--- Begin Data to process ---

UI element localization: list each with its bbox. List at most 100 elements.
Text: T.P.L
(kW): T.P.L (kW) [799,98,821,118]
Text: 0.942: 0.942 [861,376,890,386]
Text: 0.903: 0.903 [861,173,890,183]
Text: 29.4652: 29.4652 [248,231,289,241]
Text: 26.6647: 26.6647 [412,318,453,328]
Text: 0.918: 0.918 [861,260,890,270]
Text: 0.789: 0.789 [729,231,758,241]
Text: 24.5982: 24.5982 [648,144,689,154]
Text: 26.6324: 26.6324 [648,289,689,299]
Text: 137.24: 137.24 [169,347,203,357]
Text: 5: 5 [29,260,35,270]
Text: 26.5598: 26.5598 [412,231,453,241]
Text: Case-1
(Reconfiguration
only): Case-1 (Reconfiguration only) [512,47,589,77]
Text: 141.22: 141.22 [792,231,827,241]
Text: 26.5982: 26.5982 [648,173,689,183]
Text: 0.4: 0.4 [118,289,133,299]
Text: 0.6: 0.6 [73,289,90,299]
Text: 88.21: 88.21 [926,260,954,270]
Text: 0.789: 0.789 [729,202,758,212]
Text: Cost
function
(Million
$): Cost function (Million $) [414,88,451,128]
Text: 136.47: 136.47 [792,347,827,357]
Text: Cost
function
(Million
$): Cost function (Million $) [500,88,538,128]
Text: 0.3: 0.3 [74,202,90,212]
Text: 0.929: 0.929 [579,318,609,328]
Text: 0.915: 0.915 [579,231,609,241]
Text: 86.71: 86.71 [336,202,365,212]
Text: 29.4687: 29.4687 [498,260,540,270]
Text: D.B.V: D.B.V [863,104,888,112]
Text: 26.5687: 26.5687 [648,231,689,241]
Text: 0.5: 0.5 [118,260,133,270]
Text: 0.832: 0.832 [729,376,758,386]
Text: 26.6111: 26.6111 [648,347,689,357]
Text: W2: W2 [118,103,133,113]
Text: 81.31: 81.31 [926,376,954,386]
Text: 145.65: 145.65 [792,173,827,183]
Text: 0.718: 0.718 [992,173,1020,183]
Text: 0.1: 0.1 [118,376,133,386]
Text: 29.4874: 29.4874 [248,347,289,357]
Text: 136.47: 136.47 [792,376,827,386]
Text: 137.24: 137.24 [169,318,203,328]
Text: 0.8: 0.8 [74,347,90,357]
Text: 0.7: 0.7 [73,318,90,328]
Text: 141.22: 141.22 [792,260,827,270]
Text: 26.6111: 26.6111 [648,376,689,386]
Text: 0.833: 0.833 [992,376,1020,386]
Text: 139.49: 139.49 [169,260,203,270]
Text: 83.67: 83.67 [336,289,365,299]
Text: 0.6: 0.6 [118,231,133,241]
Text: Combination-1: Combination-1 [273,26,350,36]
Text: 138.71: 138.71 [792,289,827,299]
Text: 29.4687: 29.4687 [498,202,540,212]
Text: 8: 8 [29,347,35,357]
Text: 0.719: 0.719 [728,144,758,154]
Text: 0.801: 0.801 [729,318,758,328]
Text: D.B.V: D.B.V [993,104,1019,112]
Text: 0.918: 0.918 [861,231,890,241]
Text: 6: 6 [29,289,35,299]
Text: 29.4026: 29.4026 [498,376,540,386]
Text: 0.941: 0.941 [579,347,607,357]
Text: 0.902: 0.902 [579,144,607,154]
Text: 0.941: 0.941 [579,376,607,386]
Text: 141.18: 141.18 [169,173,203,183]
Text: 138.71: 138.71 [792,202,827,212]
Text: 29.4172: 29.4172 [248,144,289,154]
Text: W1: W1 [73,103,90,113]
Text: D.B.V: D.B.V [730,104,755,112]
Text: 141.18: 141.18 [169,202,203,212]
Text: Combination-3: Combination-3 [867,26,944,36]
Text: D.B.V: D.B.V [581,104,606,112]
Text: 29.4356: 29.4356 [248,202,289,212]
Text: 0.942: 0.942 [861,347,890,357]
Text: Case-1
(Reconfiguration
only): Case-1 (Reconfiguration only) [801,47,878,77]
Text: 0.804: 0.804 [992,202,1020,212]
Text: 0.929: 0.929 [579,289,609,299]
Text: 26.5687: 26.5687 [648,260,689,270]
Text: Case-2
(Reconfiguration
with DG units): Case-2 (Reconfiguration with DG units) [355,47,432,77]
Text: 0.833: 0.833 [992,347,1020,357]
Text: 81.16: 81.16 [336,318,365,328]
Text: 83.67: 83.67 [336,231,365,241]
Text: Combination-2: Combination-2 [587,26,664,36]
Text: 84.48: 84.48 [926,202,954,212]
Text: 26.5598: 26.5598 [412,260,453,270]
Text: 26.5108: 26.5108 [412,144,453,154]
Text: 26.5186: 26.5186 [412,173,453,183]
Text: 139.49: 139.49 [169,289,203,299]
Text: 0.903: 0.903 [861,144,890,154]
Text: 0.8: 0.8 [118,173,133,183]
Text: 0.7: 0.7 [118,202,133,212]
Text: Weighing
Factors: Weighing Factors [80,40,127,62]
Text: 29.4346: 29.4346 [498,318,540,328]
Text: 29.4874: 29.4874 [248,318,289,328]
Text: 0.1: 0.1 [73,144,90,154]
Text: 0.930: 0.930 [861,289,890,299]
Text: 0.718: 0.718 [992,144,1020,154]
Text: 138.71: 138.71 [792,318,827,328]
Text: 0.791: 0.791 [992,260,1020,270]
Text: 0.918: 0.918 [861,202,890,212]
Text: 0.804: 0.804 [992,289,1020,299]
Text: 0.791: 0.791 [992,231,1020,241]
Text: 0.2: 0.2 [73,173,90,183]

--- End Data to process ---

→ Work to be completed: Can you write out every line of the records above again, unchanged?

→ Answer to this task:
UI element localization: list each with its bbox. List at most 100 elements.
Text: T.P.L
(kW): T.P.L (kW) [799,98,821,118]
Text: 0.942: 0.942 [861,376,890,386]
Text: 0.903: 0.903 [861,173,890,183]
Text: 29.4652: 29.4652 [248,231,289,241]
Text: 26.6647: 26.6647 [412,318,453,328]
Text: 0.918: 0.918 [861,260,890,270]
Text: 0.789: 0.789 [729,231,758,241]
Text: 24.5982: 24.5982 [648,144,689,154]
Text: 26.6324: 26.6324 [648,289,689,299]
Text: 137.24: 137.24 [169,347,203,357]
Text: 5: 5 [29,260,35,270]
Text: 26.5598: 26.5598 [412,231,453,241]
Text: Case-1
(Reconfiguration
only): Case-1 (Reconfiguration only) [512,47,589,77]
Text: 141.22: 141.22 [792,231,827,241]
Text: 26.5982: 26.5982 [648,173,689,183]
Text: 0.4: 0.4 [118,289,133,299]
Text: 0.6: 0.6 [73,289,90,299]
Text: 88.21: 88.21 [926,260,954,270]
Text: 0.789: 0.789 [729,202,758,212]
Text: Cost
function
(Million
$): Cost function (Million $) [414,88,451,128]
Text: 136.47: 136.47 [792,347,827,357]
Text: Cost
function
(Million
$): Cost function (Million $) [500,88,538,128]
Text: 0.3: 0.3 [74,202,90,212]
Text: 0.929: 0.929 [579,318,609,328]
Text: 0.915: 0.915 [579,231,609,241]
Text: 86.71: 86.71 [336,202,365,212]
Text: 29.4687: 29.4687 [498,260,540,270]
Text: D.B.V: D.B.V [863,104,888,112]
Text: 26.5687: 26.5687 [648,231,689,241]
Text: 0.5: 0.5 [118,260,133,270]
Text: 0.832: 0.832 [729,376,758,386]
Text: 26.6111: 26.6111 [648,347,689,357]
Text: W2: W2 [118,103,133,113]
Text: 81.31: 81.31 [926,376,954,386]
Text: 145.65: 145.65 [792,173,827,183]
Text: 0.718: 0.718 [992,173,1020,183]
Text: 0.1: 0.1 [118,376,133,386]
Text: 29.4874: 29.4874 [248,347,289,357]
Text: 136.47: 136.47 [792,376,827,386]
Text: 137.24: 137.24 [169,318,203,328]
Text: 0.8: 0.8 [74,347,90,357]
Text: 0.7: 0.7 [73,318,90,328]
Text: 141.22: 141.22 [792,260,827,270]
Text: 26.6111: 26.6111 [648,376,689,386]
Text: 0.833: 0.833 [992,376,1020,386]
Text: 139.49: 139.49 [169,260,203,270]
Text: 83.67: 83.67 [336,289,365,299]
Text: 0.6: 0.6 [118,231,133,241]
Text: Combination-1: Combination-1 [273,26,350,36]
Text: 138.71: 138.71 [792,289,827,299]
Text: 29.4687: 29.4687 [498,202,540,212]
Text: 8: 8 [29,347,35,357]
Text: 0.719: 0.719 [728,144,758,154]
Text: 0.801: 0.801 [729,318,758,328]
Text: D.B.V: D.B.V [993,104,1019,112]
Text: 0.918: 0.918 [861,231,890,241]
Text: 6: 6 [29,289,35,299]
Text: 29.4026: 29.4026 [498,376,540,386]
Text: 0.941: 0.941 [579,347,607,357]
Text: 0.902: 0.902 [579,144,607,154]
Text: 0.941: 0.941 [579,376,607,386]
Text: 141.18: 141.18 [169,173,203,183]
Text: 138.71: 138.71 [792,202,827,212]
Text: 29.4172: 29.4172 [248,144,289,154]
Text: W1: W1 [73,103,90,113]
Text: D.B.V: D.B.V [730,104,755,112]
Text: 141.18: 141.18 [169,202,203,212]
Text: Combination-3: Combination-3 [867,26,944,36]
Text: D.B.V: D.B.V [581,104,606,112]
Text: 29.4356: 29.4356 [248,202,289,212]
Text: 0.942: 0.942 [861,347,890,357]
Text: Case-1
(Reconfiguration
only): Case-1 (Reconfiguration only) [801,47,878,77]
Text: 0.804: 0.804 [992,202,1020,212]
Text: 0.929: 0.929 [579,289,609,299]
Text: 26.5687: 26.5687 [648,260,689,270]
Text: Case-2
(Reconfiguration
with DG units): Case-2 (Reconfiguration with DG units) [355,47,432,77]
Text: 0.833: 0.833 [992,347,1020,357]
Text: 81.16: 81.16 [336,318,365,328]
Text: 83.67: 83.67 [336,231,365,241]
Text: Combination-2: Combination-2 [587,26,664,36]
Text: 84.48: 84.48 [926,202,954,212]
Text: 26.5598: 26.5598 [412,260,453,270]
Text: 26.5108: 26.5108 [412,144,453,154]
Text: 26.5186: 26.5186 [412,173,453,183]
Text: 139.49: 139.49 [169,289,203,299]
Text: 0.903: 0.903 [861,144,890,154]
Text: 0.8: 0.8 [118,173,133,183]
Text: 0.7: 0.7 [118,202,133,212]
Text: Weighing
Factors: Weighing Factors [80,40,127,62]
Text: 29.4346: 29.4346 [498,318,540,328]
Text: 29.4874: 29.4874 [248,318,289,328]
Text: 0.1: 0.1 [73,144,90,154]
Text: 0.930: 0.930 [861,289,890,299]
Text: 0.718: 0.718 [992,144,1020,154]
Text: 138.71: 138.71 [792,318,827,328]
Text: 0.791: 0.791 [992,260,1020,270]
Text: 0.918: 0.918 [861,202,890,212]
Text: 0.804: 0.804 [992,289,1020,299]
Text: 0.791: 0.791 [992,231,1020,241]
Text: 0.2: 0.2 [73,173,90,183]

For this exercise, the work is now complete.